== Task description ==
Omit the images, then output each of the records below exactly.

(Data entries for graphics)

=======

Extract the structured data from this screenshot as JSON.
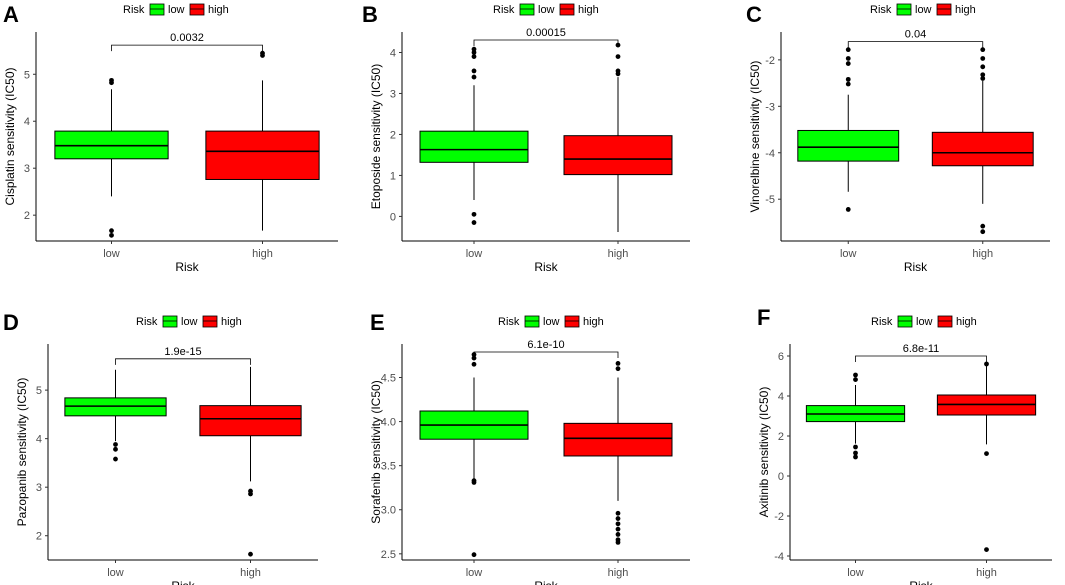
{
  "legend": {
    "title": "Risk",
    "low": "low",
    "high": "high"
  },
  "colors": {
    "low": "#00FF00",
    "high": "#FF0000",
    "outline": "#000000",
    "axis": "#000000"
  },
  "chart_data": [
    {
      "type": "boxplot",
      "panel": "A",
      "title": "",
      "xlabel": "Risk",
      "ylabel": "Cisplatin sensitivity (IC50)",
      "categories": [
        "low",
        "high"
      ],
      "ylim": [
        1.45,
        5.9
      ],
      "yticks": [
        "2",
        "3",
        "4",
        "5"
      ],
      "pvalue": "0.0032",
      "series": [
        {
          "name": "low",
          "q1": 3.2,
          "median": 3.48,
          "q3": 3.79,
          "whisker_low": 2.4,
          "whisker_high": 4.68,
          "outliers": [
            4.82,
            4.87,
            1.67,
            1.57
          ]
        },
        {
          "name": "high",
          "q1": 2.76,
          "median": 3.36,
          "q3": 3.79,
          "whisker_low": 1.67,
          "whisker_high": 4.87,
          "outliers": [
            5.4,
            5.45
          ]
        }
      ]
    },
    {
      "type": "boxplot",
      "panel": "B",
      "title": "",
      "xlabel": "Risk",
      "ylabel": "Etoposide sensitivity (IC50)",
      "categories": [
        "low",
        "high"
      ],
      "ylim": [
        -0.6,
        4.5
      ],
      "yticks": [
        "0",
        "1",
        "2",
        "3",
        "4"
      ],
      "pvalue": "0.00015",
      "series": [
        {
          "name": "low",
          "q1": 1.32,
          "median": 1.63,
          "q3": 2.08,
          "whisker_low": 0.4,
          "whisker_high": 3.2,
          "outliers": [
            3.4,
            3.55,
            3.9,
            4.0,
            4.08,
            0.05,
            -0.15
          ]
        },
        {
          "name": "high",
          "q1": 1.02,
          "median": 1.4,
          "q3": 1.97,
          "whisker_low": -0.38,
          "whisker_high": 3.4,
          "outliers": [
            3.48,
            3.55,
            3.9,
            4.18
          ]
        }
      ]
    },
    {
      "type": "boxplot",
      "panel": "C",
      "title": "",
      "xlabel": "Risk",
      "ylabel": "Vinorelbine sensitivity (IC50)",
      "categories": [
        "low",
        "high"
      ],
      "ylim": [
        -5.9,
        -1.4
      ],
      "yticks": [
        "-5",
        "-4",
        "-3",
        "-2"
      ],
      "pvalue": "0.04",
      "series": [
        {
          "name": "low",
          "q1": -4.18,
          "median": -3.88,
          "q3": -3.52,
          "whisker_low": -4.84,
          "whisker_high": -2.75,
          "outliers": [
            -1.78,
            -1.97,
            -2.08,
            -2.42,
            -2.52,
            -5.22
          ]
        },
        {
          "name": "high",
          "q1": -4.28,
          "median": -4.0,
          "q3": -3.56,
          "whisker_low": -5.1,
          "whisker_high": -2.45,
          "outliers": [
            -1.78,
            -1.97,
            -2.15,
            -2.32,
            -2.4,
            -5.58,
            -5.7
          ]
        }
      ]
    },
    {
      "type": "boxplot",
      "panel": "D",
      "title": "",
      "xlabel": "Risk",
      "ylabel": "Pazopanib sensitivity (IC50)",
      "categories": [
        "low",
        "high"
      ],
      "ylim": [
        1.5,
        5.95
      ],
      "yticks": [
        "2",
        "3",
        "4",
        "5"
      ],
      "pvalue": "1.9e-15",
      "series": [
        {
          "name": "low",
          "q1": 4.47,
          "median": 4.67,
          "q3": 4.84,
          "whisker_low": 3.95,
          "whisker_high": 5.42,
          "outliers": [
            3.88,
            3.78,
            3.58
          ]
        },
        {
          "name": "high",
          "q1": 4.06,
          "median": 4.41,
          "q3": 4.68,
          "whisker_low": 3.12,
          "whisker_high": 5.48,
          "outliers": [
            2.92,
            2.86,
            1.62
          ]
        }
      ]
    },
    {
      "type": "boxplot",
      "panel": "E",
      "title": "",
      "xlabel": "Risk",
      "ylabel": "Sorafenib sensitivity (IC50)",
      "categories": [
        "low",
        "high"
      ],
      "ylim": [
        2.43,
        4.88
      ],
      "yticks": [
        "2.5",
        "3.0",
        "3.5",
        "4.0",
        "4.5"
      ],
      "pvalue": "6.1e-10",
      "series": [
        {
          "name": "low",
          "q1": 3.8,
          "median": 3.96,
          "q3": 4.12,
          "whisker_low": 3.35,
          "whisker_high": 4.5,
          "outliers": [
            4.65,
            4.72,
            4.76,
            3.33,
            3.31,
            2.49
          ]
        },
        {
          "name": "high",
          "q1": 3.61,
          "median": 3.81,
          "q3": 3.98,
          "whisker_low": 3.1,
          "whisker_high": 4.5,
          "outliers": [
            4.6,
            4.66,
            2.96,
            2.9,
            2.84,
            2.78,
            2.72,
            2.66,
            2.63
          ]
        }
      ]
    },
    {
      "type": "boxplot",
      "panel": "F",
      "title": "",
      "xlabel": "Risk",
      "ylabel": "Axitinib sensitivity (IC50)",
      "categories": [
        "low",
        "high"
      ],
      "ylim": [
        -4.2,
        6.6
      ],
      "yticks": [
        "-4",
        "-2",
        "0",
        "2",
        "4",
        "6"
      ],
      "pvalue": "6.8e-11",
      "series": [
        {
          "name": "low",
          "q1": 2.72,
          "median": 3.1,
          "q3": 3.52,
          "whisker_low": 1.62,
          "whisker_high": 4.55,
          "outliers": [
            5.05,
            4.82,
            1.45,
            1.15,
            0.95
          ]
        },
        {
          "name": "high",
          "q1": 3.05,
          "median": 3.58,
          "q3": 4.05,
          "whisker_low": 1.58,
          "whisker_high": 5.55,
          "outliers": [
            5.6,
            1.12,
            -3.68
          ]
        }
      ]
    }
  ]
}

=======

== Reply ==
Extract the structured data from this screenshot as JSON.
{
  "legend": {
    "title": "Risk",
    "low": "low",
    "high": "high"
  },
  "colors": {
    "low": "#00FF00",
    "high": "#FF0000",
    "outline": "#000000",
    "axis": "#000000"
  },
  "chart_data": [
    {
      "type": "boxplot",
      "panel": "A",
      "title": "",
      "xlabel": "Risk",
      "ylabel": "Cisplatin sensitivity (IC50)",
      "categories": [
        "low",
        "high"
      ],
      "ylim": [
        1.45,
        5.9
      ],
      "yticks": [
        "2",
        "3",
        "4",
        "5"
      ],
      "pvalue": "0.0032",
      "series": [
        {
          "name": "low",
          "q1": 3.2,
          "median": 3.48,
          "q3": 3.79,
          "whisker_low": 2.4,
          "whisker_high": 4.68,
          "outliers": [
            4.82,
            4.87,
            1.67,
            1.57
          ]
        },
        {
          "name": "high",
          "q1": 2.76,
          "median": 3.36,
          "q3": 3.79,
          "whisker_low": 1.67,
          "whisker_high": 4.87,
          "outliers": [
            5.4,
            5.45
          ]
        }
      ]
    },
    {
      "type": "boxplot",
      "panel": "B",
      "title": "",
      "xlabel": "Risk",
      "ylabel": "Etoposide sensitivity (IC50)",
      "categories": [
        "low",
        "high"
      ],
      "ylim": [
        -0.6,
        4.5
      ],
      "yticks": [
        "0",
        "1",
        "2",
        "3",
        "4"
      ],
      "pvalue": "0.00015",
      "series": [
        {
          "name": "low",
          "q1": 1.32,
          "median": 1.63,
          "q3": 2.08,
          "whisker_low": 0.4,
          "whisker_high": 3.2,
          "outliers": [
            3.4,
            3.55,
            3.9,
            4.0,
            4.08,
            0.05,
            -0.15
          ]
        },
        {
          "name": "high",
          "q1": 1.02,
          "median": 1.4,
          "q3": 1.97,
          "whisker_low": -0.38,
          "whisker_high": 3.4,
          "outliers": [
            3.48,
            3.55,
            3.9,
            4.18
          ]
        }
      ]
    },
    {
      "type": "boxplot",
      "panel": "C",
      "title": "",
      "xlabel": "Risk",
      "ylabel": "Vinorelbine sensitivity (IC50)",
      "categories": [
        "low",
        "high"
      ],
      "ylim": [
        -5.9,
        -1.4
      ],
      "yticks": [
        "-5",
        "-4",
        "-3",
        "-2"
      ],
      "pvalue": "0.04",
      "series": [
        {
          "name": "low",
          "q1": -4.18,
          "median": -3.88,
          "q3": -3.52,
          "whisker_low": -4.84,
          "whisker_high": -2.75,
          "outliers": [
            -1.78,
            -1.97,
            -2.08,
            -2.42,
            -2.52,
            -5.22
          ]
        },
        {
          "name": "high",
          "q1": -4.28,
          "median": -4.0,
          "q3": -3.56,
          "whisker_low": -5.1,
          "whisker_high": -2.45,
          "outliers": [
            -1.78,
            -1.97,
            -2.15,
            -2.32,
            -2.4,
            -5.58,
            -5.7
          ]
        }
      ]
    },
    {
      "type": "boxplot",
      "panel": "D",
      "title": "",
      "xlabel": "Risk",
      "ylabel": "Pazopanib sensitivity (IC50)",
      "categories": [
        "low",
        "high"
      ],
      "ylim": [
        1.5,
        5.95
      ],
      "yticks": [
        "2",
        "3",
        "4",
        "5"
      ],
      "pvalue": "1.9e-15",
      "series": [
        {
          "name": "low",
          "q1": 4.47,
          "median": 4.67,
          "q3": 4.84,
          "whisker_low": 3.95,
          "whisker_high": 5.42,
          "outliers": [
            3.88,
            3.78,
            3.58
          ]
        },
        {
          "name": "high",
          "q1": 4.06,
          "median": 4.41,
          "q3": 4.68,
          "whisker_low": 3.12,
          "whisker_high": 5.48,
          "outliers": [
            2.92,
            2.86,
            1.62
          ]
        }
      ]
    },
    {
      "type": "boxplot",
      "panel": "E",
      "title": "",
      "xlabel": "Risk",
      "ylabel": "Sorafenib sensitivity (IC50)",
      "categories": [
        "low",
        "high"
      ],
      "ylim": [
        2.43,
        4.88
      ],
      "yticks": [
        "2.5",
        "3.0",
        "3.5",
        "4.0",
        "4.5"
      ],
      "pvalue": "6.1e-10",
      "series": [
        {
          "name": "low",
          "q1": 3.8,
          "median": 3.96,
          "q3": 4.12,
          "whisker_low": 3.35,
          "whisker_high": 4.5,
          "outliers": [
            4.65,
            4.72,
            4.76,
            3.33,
            3.31,
            2.49
          ]
        },
        {
          "name": "high",
          "q1": 3.61,
          "median": 3.81,
          "q3": 3.98,
          "whisker_low": 3.1,
          "whisker_high": 4.5,
          "outliers": [
            4.6,
            4.66,
            2.96,
            2.9,
            2.84,
            2.78,
            2.72,
            2.66,
            2.63
          ]
        }
      ]
    },
    {
      "type": "boxplot",
      "panel": "F",
      "title": "",
      "xlabel": "Risk",
      "ylabel": "Axitinib sensitivity (IC50)",
      "categories": [
        "low",
        "high"
      ],
      "ylim": [
        -4.2,
        6.6
      ],
      "yticks": [
        "-4",
        "-2",
        "0",
        "2",
        "4",
        "6"
      ],
      "pvalue": "6.8e-11",
      "series": [
        {
          "name": "low",
          "q1": 2.72,
          "median": 3.1,
          "q3": 3.52,
          "whisker_low": 1.62,
          "whisker_high": 4.55,
          "outliers": [
            5.05,
            4.82,
            1.45,
            1.15,
            0.95
          ]
        },
        {
          "name": "high",
          "q1": 3.05,
          "median": 3.58,
          "q3": 4.05,
          "whisker_low": 1.58,
          "whisker_high": 5.55,
          "outliers": [
            5.6,
            1.12,
            -3.68
          ]
        }
      ]
    }
  ]
}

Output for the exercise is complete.